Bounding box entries

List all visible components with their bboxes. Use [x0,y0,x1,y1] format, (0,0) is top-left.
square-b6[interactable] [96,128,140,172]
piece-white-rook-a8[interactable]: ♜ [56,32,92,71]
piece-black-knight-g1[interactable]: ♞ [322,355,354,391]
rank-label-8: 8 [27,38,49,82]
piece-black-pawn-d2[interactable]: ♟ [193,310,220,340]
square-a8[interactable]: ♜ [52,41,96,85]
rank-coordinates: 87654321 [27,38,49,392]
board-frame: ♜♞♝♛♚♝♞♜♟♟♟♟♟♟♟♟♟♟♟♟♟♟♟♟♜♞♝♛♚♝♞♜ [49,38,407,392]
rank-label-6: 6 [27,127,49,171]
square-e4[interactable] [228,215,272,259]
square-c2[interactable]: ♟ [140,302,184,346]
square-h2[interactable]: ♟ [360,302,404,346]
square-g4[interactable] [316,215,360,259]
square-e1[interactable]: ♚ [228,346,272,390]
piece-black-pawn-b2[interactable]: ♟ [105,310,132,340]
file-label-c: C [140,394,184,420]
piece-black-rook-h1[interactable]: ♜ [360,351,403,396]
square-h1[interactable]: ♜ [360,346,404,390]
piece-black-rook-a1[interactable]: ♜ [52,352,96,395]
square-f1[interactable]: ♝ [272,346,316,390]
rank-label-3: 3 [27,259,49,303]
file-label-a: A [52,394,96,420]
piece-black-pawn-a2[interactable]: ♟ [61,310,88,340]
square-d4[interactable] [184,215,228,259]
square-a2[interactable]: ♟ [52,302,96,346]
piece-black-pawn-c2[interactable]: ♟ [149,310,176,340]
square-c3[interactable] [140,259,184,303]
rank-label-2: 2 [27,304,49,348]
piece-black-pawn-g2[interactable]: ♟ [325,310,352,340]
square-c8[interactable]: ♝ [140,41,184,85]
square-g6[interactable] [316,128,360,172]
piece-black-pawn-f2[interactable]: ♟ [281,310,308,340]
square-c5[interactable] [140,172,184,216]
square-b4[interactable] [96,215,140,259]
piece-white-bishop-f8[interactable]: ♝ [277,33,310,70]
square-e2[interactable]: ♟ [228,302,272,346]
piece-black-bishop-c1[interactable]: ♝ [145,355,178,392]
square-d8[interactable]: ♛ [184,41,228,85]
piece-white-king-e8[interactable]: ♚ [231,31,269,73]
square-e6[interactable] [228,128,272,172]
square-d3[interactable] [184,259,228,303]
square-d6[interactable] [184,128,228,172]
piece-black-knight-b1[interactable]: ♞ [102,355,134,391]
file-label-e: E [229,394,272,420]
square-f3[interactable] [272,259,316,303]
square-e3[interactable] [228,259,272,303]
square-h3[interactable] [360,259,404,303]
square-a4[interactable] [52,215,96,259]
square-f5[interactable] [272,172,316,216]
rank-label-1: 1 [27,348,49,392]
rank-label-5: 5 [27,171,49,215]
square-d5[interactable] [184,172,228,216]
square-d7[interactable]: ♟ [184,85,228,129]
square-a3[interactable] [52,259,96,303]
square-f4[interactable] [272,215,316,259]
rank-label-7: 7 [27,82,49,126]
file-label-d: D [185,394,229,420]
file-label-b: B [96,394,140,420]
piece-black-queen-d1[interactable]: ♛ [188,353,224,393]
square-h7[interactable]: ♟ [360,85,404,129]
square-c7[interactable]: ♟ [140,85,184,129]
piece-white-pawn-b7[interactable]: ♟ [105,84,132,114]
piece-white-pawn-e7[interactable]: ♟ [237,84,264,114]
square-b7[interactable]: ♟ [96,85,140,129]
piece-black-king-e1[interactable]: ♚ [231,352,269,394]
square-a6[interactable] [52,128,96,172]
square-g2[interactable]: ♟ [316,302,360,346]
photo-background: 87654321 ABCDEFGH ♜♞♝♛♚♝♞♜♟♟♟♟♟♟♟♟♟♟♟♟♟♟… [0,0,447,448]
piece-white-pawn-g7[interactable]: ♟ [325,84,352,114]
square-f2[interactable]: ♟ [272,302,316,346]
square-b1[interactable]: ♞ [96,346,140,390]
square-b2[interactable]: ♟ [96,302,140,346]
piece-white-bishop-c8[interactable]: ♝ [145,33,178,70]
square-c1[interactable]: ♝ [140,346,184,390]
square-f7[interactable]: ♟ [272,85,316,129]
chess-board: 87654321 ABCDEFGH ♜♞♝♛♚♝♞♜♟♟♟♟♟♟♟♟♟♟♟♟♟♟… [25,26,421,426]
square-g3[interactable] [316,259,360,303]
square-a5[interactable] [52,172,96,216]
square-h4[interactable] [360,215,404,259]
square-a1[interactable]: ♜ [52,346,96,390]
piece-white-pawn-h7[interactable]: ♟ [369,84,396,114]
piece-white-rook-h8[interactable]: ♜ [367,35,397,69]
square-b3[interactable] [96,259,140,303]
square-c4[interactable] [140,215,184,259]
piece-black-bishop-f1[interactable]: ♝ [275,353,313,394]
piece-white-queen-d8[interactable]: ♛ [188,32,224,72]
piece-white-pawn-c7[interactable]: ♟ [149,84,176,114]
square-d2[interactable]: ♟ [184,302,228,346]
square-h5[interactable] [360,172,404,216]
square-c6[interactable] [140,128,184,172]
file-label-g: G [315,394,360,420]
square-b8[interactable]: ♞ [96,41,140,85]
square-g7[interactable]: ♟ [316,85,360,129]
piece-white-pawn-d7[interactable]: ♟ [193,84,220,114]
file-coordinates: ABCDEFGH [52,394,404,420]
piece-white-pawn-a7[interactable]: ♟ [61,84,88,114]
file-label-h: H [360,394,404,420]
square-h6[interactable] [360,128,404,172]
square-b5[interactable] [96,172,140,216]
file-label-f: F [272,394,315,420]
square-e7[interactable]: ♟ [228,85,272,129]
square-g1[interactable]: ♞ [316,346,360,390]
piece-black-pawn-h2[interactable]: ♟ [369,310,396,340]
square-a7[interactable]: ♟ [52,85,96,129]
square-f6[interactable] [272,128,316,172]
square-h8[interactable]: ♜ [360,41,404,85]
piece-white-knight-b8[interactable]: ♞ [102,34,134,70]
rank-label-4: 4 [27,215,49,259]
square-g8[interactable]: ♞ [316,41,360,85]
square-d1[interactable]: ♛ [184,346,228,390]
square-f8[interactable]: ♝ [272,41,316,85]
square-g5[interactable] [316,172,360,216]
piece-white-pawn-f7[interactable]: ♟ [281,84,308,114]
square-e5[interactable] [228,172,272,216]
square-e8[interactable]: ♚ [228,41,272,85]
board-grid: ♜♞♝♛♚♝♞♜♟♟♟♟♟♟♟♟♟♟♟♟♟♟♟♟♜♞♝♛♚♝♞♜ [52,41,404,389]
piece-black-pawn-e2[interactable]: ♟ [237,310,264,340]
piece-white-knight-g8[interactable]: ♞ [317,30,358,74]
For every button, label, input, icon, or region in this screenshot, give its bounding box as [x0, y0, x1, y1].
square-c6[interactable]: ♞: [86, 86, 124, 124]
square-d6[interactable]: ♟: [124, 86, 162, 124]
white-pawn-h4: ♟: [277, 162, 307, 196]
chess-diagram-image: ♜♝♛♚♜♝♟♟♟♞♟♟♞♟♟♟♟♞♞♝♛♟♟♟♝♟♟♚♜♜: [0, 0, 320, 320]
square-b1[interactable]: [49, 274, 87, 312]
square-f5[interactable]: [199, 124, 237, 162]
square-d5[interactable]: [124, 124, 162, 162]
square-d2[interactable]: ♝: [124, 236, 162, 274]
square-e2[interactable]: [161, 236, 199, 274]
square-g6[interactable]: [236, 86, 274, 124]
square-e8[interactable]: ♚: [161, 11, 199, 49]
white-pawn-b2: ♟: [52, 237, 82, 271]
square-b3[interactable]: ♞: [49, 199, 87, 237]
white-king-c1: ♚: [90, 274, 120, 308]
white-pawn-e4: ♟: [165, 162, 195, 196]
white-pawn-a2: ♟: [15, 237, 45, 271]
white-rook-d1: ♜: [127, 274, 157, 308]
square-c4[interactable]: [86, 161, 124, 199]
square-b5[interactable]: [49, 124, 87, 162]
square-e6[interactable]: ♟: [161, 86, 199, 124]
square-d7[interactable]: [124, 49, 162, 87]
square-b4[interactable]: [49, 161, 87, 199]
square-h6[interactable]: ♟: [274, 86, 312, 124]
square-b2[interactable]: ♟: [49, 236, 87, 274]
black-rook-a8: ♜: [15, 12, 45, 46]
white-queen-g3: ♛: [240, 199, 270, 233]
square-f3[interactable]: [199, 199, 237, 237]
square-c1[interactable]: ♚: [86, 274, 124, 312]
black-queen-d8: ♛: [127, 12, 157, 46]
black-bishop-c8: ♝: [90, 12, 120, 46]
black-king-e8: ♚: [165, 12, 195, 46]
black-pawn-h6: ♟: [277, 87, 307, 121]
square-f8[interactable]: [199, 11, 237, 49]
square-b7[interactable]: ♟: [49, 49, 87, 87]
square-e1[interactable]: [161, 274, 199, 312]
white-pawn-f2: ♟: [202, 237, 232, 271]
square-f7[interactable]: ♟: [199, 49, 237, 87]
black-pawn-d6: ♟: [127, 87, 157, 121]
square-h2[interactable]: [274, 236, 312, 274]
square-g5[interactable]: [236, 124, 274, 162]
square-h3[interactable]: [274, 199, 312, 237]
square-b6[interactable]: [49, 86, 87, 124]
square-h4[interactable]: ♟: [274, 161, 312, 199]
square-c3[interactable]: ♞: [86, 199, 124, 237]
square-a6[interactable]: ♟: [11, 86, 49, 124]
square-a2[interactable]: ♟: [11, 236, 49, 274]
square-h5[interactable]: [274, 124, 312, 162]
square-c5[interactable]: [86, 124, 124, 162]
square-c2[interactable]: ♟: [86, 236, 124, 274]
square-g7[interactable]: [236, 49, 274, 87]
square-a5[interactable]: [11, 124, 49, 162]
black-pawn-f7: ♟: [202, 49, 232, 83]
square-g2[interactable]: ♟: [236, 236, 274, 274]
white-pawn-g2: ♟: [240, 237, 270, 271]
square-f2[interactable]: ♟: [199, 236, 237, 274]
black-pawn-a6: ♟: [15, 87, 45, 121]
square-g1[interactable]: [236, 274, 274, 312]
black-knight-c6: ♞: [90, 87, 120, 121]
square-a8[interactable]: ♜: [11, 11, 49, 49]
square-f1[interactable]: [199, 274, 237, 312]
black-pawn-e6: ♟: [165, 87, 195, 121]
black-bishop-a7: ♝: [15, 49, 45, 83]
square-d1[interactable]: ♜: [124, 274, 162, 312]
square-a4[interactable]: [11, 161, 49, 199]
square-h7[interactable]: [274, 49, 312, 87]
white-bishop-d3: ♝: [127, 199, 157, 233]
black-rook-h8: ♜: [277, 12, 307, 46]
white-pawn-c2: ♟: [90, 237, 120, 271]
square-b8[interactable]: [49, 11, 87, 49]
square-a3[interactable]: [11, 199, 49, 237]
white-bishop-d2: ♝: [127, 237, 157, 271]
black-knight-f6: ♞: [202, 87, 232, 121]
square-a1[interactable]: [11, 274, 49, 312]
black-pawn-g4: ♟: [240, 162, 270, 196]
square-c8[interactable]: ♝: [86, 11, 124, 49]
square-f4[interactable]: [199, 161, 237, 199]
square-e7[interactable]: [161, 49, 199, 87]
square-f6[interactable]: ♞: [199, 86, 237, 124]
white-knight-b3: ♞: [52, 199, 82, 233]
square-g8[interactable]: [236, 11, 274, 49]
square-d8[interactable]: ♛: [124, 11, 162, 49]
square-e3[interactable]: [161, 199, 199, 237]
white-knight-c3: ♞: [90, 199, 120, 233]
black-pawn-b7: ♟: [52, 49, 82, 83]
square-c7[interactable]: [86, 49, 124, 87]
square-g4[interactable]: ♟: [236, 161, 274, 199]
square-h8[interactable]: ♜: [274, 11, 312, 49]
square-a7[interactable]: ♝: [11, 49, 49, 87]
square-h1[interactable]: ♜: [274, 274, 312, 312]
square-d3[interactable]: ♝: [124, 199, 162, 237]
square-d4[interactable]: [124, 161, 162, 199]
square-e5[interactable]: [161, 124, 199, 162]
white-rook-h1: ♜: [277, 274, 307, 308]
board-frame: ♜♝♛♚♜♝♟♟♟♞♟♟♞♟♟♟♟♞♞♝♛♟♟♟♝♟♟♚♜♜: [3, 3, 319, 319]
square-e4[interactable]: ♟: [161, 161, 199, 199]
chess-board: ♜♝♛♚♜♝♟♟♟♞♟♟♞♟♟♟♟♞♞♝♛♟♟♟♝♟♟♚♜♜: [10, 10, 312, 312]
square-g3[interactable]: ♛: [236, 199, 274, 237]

### Task brief
Please copy the data word for word, from its first line through the line containing "square-f5[interactable] [272,172,316,216]", inclusive.

### Answer
List all visible components with their bboxes. Use [x0,y0,x1,y1] format, (0,0) is top-left.
square-b6[interactable] [96,128,140,172]
piece-white-rook-a8[interactable]: ♜ [56,32,92,71]
piece-black-knight-g1[interactable]: ♞ [322,355,354,391]
rank-label-8: 8 [27,38,49,82]
piece-black-pawn-d2[interactable]: ♟ [193,310,220,340]
square-a8[interactable]: ♜ [52,41,96,85]
rank-coordinates: 87654321 [27,38,49,392]
board-frame: ♜♞♝♛♚♝♞♜♟♟♟♟♟♟♟♟♟♟♟♟♟♟♟♟♜♞♝♛♚♝♞♜ [49,38,407,392]
rank-label-6: 6 [27,127,49,171]
square-e4[interactable] [228,215,272,259]
square-c2[interactable]: ♟ [140,302,184,346]
square-h2[interactable]: ♟ [360,302,404,346]
square-g4[interactable] [316,215,360,259]
square-e1[interactable]: ♚ [228,346,272,390]
piece-black-pawn-b2[interactable]: ♟ [105,310,132,340]
file-label-c: C [140,394,184,420]
piece-black-rook-h1[interactable]: ♜ [360,351,403,396]
square-h1[interactable]: ♜ [360,346,404,390]
piece-black-rook-a1[interactable]: ♜ [52,352,96,395]
square-f1[interactable]: ♝ [272,346,316,390]
rank-label-3: 3 [27,259,49,303]
file-label-a: A [52,394,96,420]
piece-black-pawn-a2[interactable]: ♟ [61,310,88,340]
square-d4[interactable] [184,215,228,259]
square-a2[interactable]: ♟ [52,302,96,346]
piece-black-pawn-c2[interactable]: ♟ [149,310,176,340]
square-c3[interactable] [140,259,184,303]
rank-label-2: 2 [27,304,49,348]
piece-black-pawn-g2[interactable]: ♟ [325,310,352,340]
square-c8[interactable]: ♝ [140,41,184,85]
square-g6[interactable] [316,128,360,172]
piece-black-pawn-f2[interactable]: ♟ [281,310,308,340]
square-c5[interactable] [140,172,184,216]
square-b4[interactable] [96,215,140,259]
piece-white-bishop-f8[interactable]: ♝ [277,33,310,70]
square-e2[interactable]: ♟ [228,302,272,346]
piece-black-bishop-c1[interactable]: ♝ [145,355,178,392]
square-d8[interactable]: ♛ [184,41,228,85]
piece-white-king-e8[interactable]: ♚ [231,31,269,73]
square-e6[interactable] [228,128,272,172]
square-d3[interactable] [184,259,228,303]
square-d6[interactable] [184,128,228,172]
piece-black-knight-b1[interactable]: ♞ [102,355,134,391]
file-label-e: E [229,394,272,420]
square-f3[interactable] [272,259,316,303]
square-e3[interactable] [228,259,272,303]
square-h3[interactable] [360,259,404,303]
square-a4[interactable] [52,215,96,259]
square-f5[interactable] [272,172,316,216]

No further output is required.